STATED EXERCISE – How many lines of the data hold the word "JSON"? State the number and nothing else.
* * *
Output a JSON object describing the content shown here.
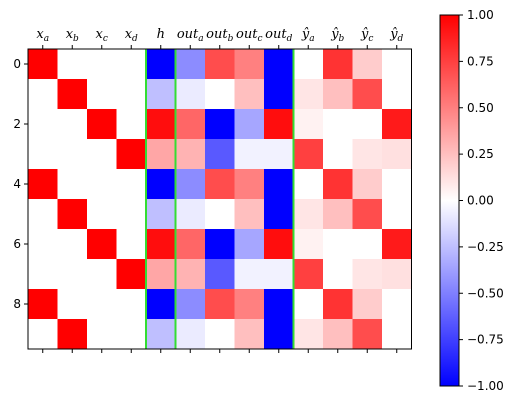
{
  "chart_data": {
    "type": "heatmap",
    "colormap": "bwr",
    "column_labels": [
      "x_a",
      "x_b",
      "x_c",
      "x_d",
      "h",
      "out_a",
      "out_b",
      "out_c",
      "out_d",
      "ŷ_a",
      "ŷ_b",
      "ŷ_c",
      "ŷ_d"
    ],
    "column_labels_display": [
      {
        "base": "x",
        "sub": "a"
      },
      {
        "base": "x",
        "sub": "b"
      },
      {
        "base": "x",
        "sub": "c"
      },
      {
        "base": "x",
        "sub": "d"
      },
      {
        "base": "h",
        "sub": ""
      },
      {
        "base": "out",
        "sub": "a"
      },
      {
        "base": "out",
        "sub": "b"
      },
      {
        "base": "out",
        "sub": "c"
      },
      {
        "base": "out",
        "sub": "d"
      },
      {
        "base": "ŷ",
        "sub": "a"
      },
      {
        "base": "ŷ",
        "sub": "b"
      },
      {
        "base": "ŷ",
        "sub": "c"
      },
      {
        "base": "ŷ",
        "sub": "d"
      }
    ],
    "y_ticks": [
      0,
      2,
      4,
      6,
      8
    ],
    "y_tick_labels": [
      "0",
      "2",
      "4",
      "6",
      "8"
    ],
    "rows": 10,
    "matrix": [
      [
        1,
        0,
        0,
        0,
        -1.0,
        -0.45,
        0.7,
        0.5,
        -1.0,
        0.0,
        0.8,
        0.2,
        0.0
      ],
      [
        0,
        1,
        0,
        0,
        -0.25,
        -0.08,
        0.0,
        0.25,
        -1.0,
        0.1,
        0.25,
        0.7,
        0.0
      ],
      [
        0,
        0,
        1,
        0,
        0.95,
        0.6,
        -1.0,
        -0.35,
        0.95,
        0.05,
        0.0,
        0.0,
        0.9
      ],
      [
        0,
        0,
        0,
        1,
        0.35,
        0.3,
        -0.65,
        -0.05,
        -0.05,
        0.75,
        0.0,
        0.1,
        0.12
      ],
      [
        1,
        0,
        0,
        0,
        -1.0,
        -0.45,
        0.7,
        0.5,
        -1.0,
        0.0,
        0.8,
        0.2,
        0.0
      ],
      [
        0,
        1,
        0,
        0,
        -0.25,
        -0.08,
        0.0,
        0.25,
        -1.0,
        0.1,
        0.25,
        0.7,
        0.0
      ],
      [
        0,
        0,
        1,
        0,
        0.95,
        0.6,
        -1.0,
        -0.35,
        0.95,
        0.05,
        0.0,
        0.0,
        0.9
      ],
      [
        0,
        0,
        0,
        1,
        0.35,
        0.3,
        -0.65,
        -0.05,
        -0.05,
        0.75,
        0.0,
        0.1,
        0.12
      ],
      [
        1,
        0,
        0,
        0,
        -1.0,
        -0.45,
        0.7,
        0.5,
        -1.0,
        0.0,
        0.8,
        0.2,
        0.0
      ],
      [
        0,
        1,
        0,
        0,
        -0.25,
        -0.08,
        0.0,
        0.25,
        -1.0,
        0.1,
        0.25,
        0.7,
        0.0
      ]
    ],
    "value_range": [
      -1.0,
      1.0
    ],
    "colorbar": {
      "ticks": [
        1.0,
        0.75,
        0.5,
        0.25,
        0.0,
        -0.25,
        -0.5,
        -0.75,
        -1.0
      ],
      "tick_labels": [
        "1.00",
        "0.75",
        "0.50",
        "0.25",
        "0.00",
        "−0.25",
        "−0.50",
        "−0.75",
        "−1.00"
      ]
    },
    "separator_lines_after_columns": [
      4,
      5,
      9
    ],
    "separator_color": "#33dd33",
    "grid": false,
    "legend": "colorbar-right"
  }
}
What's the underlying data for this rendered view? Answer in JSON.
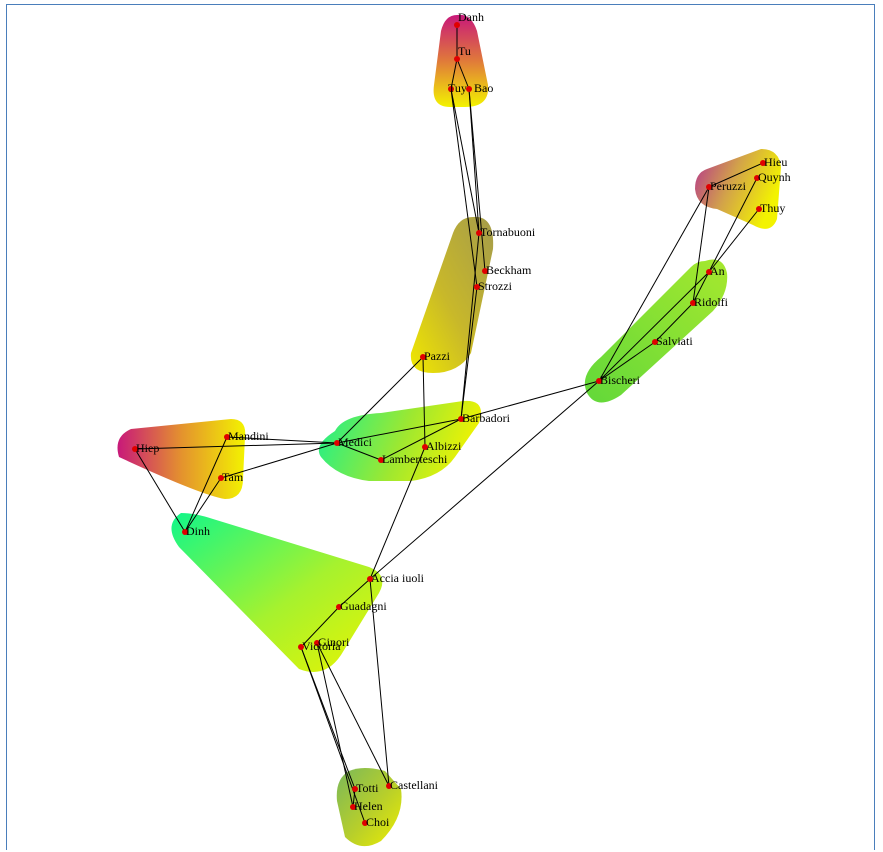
{
  "colors": {
    "frame_border": "#4a7ebb",
    "node": "#e00000",
    "edge": "#000000",
    "green": "#3df27a",
    "yellow": "#f3f300",
    "olive": "#b8aa30",
    "magenta": "#c8187a"
  },
  "nodes": [
    {
      "id": "danh",
      "label": "Danh"
    },
    {
      "id": "tu",
      "label": "Tu"
    },
    {
      "id": "tuy",
      "label": "Tuy"
    },
    {
      "id": "bao",
      "label": "Bao"
    },
    {
      "id": "tornabuoni",
      "label": "Tornabuoni"
    },
    {
      "id": "beckham",
      "label": "Beckham"
    },
    {
      "id": "strozzi",
      "label": "Strozzi"
    },
    {
      "id": "pazzi",
      "label": "Pazzi"
    },
    {
      "id": "barbadori",
      "label": "Barbadori"
    },
    {
      "id": "albizzi",
      "label": "Albizzi"
    },
    {
      "id": "medici",
      "label": "Medici"
    },
    {
      "id": "lamberteschi",
      "label": "Lamberteschi"
    },
    {
      "id": "hiep",
      "label": "Hiep"
    },
    {
      "id": "mandini",
      "label": "Mandini"
    },
    {
      "id": "tam",
      "label": "Tam"
    },
    {
      "id": "dinh",
      "label": "Dinh"
    },
    {
      "id": "acciaiuoli",
      "label": "Accia iuoli"
    },
    {
      "id": "guadagni",
      "label": "Guadagni"
    },
    {
      "id": "ginori",
      "label": "Ginori"
    },
    {
      "id": "victoria",
      "label": "Victoria"
    },
    {
      "id": "totti",
      "label": "Totti"
    },
    {
      "id": "castellani",
      "label": "Castellani"
    },
    {
      "id": "helen",
      "label": "Helen"
    },
    {
      "id": "choi",
      "label": "Choi"
    },
    {
      "id": "bischeri",
      "label": "Bischeri"
    },
    {
      "id": "salviati",
      "label": "Salviati"
    },
    {
      "id": "ridolfi",
      "label": "Ridolfi"
    },
    {
      "id": "an",
      "label": "An"
    },
    {
      "id": "peruzzi",
      "label": "Peruzzi"
    },
    {
      "id": "hieu",
      "label": "Hieu"
    },
    {
      "id": "quynh",
      "label": "Quynh"
    },
    {
      "id": "thuy",
      "label": "Thuy"
    }
  ],
  "edges": [
    [
      "danh",
      "tu"
    ],
    [
      "tu",
      "tuy"
    ],
    [
      "tu",
      "bao"
    ],
    [
      "tuy",
      "tornabuoni"
    ],
    [
      "bao",
      "tornabuoni"
    ],
    [
      "tuy",
      "strozzi"
    ],
    [
      "bao",
      "beckham"
    ],
    [
      "tornabuoni",
      "barbadori"
    ],
    [
      "strozzi",
      "barbadori"
    ],
    [
      "pazzi",
      "medici"
    ],
    [
      "pazzi",
      "albizzi"
    ],
    [
      "medici",
      "lamberteschi"
    ],
    [
      "medici",
      "barbadori"
    ],
    [
      "lamberteschi",
      "barbadori"
    ],
    [
      "mandini",
      "medici"
    ],
    [
      "hiep",
      "medici"
    ],
    [
      "tam",
      "medici"
    ],
    [
      "hiep",
      "dinh"
    ],
    [
      "mandini",
      "dinh"
    ],
    [
      "tam",
      "dinh"
    ],
    [
      "barbadori",
      "bischeri"
    ],
    [
      "albizzi",
      "acciaiuoli"
    ],
    [
      "bischeri",
      "acciaiuoli"
    ],
    [
      "bischeri",
      "salviati"
    ],
    [
      "bischeri",
      "peruzzi"
    ],
    [
      "bischeri",
      "an"
    ],
    [
      "salviati",
      "ridolfi"
    ],
    [
      "peruzzi",
      "ridolfi"
    ],
    [
      "peruzzi",
      "hieu"
    ],
    [
      "quynh",
      "ridolfi"
    ],
    [
      "thuy",
      "an"
    ],
    [
      "acciaiuoli",
      "guadagni"
    ],
    [
      "acciaiuoli",
      "castellani"
    ],
    [
      "guadagni",
      "victoria"
    ],
    [
      "ginori",
      "castellani"
    ],
    [
      "ginori",
      "helen"
    ],
    [
      "victoria",
      "totti"
    ],
    [
      "victoria",
      "choi"
    ],
    [
      "totti",
      "helen"
    ]
  ]
}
* * *
TASK SOLUTION – 2